*** RECORDS TO PROCESS

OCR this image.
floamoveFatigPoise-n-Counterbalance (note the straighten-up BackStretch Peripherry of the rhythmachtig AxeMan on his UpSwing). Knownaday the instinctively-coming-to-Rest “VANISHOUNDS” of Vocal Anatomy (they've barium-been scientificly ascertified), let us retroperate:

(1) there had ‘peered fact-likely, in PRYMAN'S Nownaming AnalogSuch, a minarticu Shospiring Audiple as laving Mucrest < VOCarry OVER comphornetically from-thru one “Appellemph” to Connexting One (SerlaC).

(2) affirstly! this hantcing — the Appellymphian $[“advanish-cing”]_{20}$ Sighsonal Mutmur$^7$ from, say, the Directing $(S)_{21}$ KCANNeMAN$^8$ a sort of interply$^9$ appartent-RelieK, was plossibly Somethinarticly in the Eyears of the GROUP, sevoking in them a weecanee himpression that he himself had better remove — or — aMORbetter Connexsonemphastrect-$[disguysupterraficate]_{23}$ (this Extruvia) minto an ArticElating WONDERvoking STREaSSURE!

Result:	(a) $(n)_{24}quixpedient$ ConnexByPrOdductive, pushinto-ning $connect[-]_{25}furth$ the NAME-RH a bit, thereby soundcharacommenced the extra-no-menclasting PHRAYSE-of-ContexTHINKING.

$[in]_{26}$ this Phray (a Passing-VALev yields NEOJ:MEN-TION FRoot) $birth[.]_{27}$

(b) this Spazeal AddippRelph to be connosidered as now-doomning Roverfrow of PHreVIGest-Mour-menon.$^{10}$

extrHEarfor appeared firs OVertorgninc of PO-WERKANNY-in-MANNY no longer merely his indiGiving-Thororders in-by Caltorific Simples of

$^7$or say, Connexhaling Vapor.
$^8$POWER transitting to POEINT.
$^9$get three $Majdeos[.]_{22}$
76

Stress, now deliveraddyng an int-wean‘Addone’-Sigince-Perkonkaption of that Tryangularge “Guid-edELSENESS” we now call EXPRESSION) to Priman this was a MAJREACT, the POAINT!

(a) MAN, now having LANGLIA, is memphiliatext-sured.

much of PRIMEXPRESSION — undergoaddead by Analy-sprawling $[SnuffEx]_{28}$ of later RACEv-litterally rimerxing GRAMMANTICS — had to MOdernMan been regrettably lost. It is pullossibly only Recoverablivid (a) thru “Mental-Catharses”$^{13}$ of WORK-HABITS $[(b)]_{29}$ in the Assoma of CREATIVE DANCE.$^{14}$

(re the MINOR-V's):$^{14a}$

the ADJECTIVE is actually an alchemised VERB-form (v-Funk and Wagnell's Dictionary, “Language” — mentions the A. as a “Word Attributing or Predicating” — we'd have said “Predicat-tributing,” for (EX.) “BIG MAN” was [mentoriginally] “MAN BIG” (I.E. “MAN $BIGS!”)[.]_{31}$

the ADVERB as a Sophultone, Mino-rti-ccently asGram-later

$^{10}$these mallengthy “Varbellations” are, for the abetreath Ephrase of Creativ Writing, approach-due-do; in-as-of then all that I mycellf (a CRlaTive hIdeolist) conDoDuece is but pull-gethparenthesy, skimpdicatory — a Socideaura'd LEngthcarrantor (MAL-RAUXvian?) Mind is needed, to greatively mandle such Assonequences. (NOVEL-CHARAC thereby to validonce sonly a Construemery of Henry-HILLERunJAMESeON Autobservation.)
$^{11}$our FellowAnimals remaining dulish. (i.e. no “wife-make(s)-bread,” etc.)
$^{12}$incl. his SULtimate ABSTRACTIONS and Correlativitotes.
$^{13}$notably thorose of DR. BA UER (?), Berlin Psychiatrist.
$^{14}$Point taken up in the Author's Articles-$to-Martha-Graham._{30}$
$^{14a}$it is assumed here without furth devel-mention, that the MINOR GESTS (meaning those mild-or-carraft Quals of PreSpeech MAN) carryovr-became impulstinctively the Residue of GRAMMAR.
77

******

• [EXERCISE]
Copy each line that contains the word "later".

• [RESULT OF THE TASK]
much of PRIMEXPRESSION — undergoaddead by Analy-sprawling $[SnuffEx]_{28}$ of later RACEv-litterally rimerxing GRAMMANTICS — had to MOdernMan been regrettably lost. It is pullossibly only Recoverablivid (a) thru “Mental-Catharses”$^{13}$ of WORK-HABITS $[(b)]_{29}$ in the Assoma of CREATIVE DANCE.$^{14}$
the ADVERB as a Sophultone, Mino-rti-ccently asGram-later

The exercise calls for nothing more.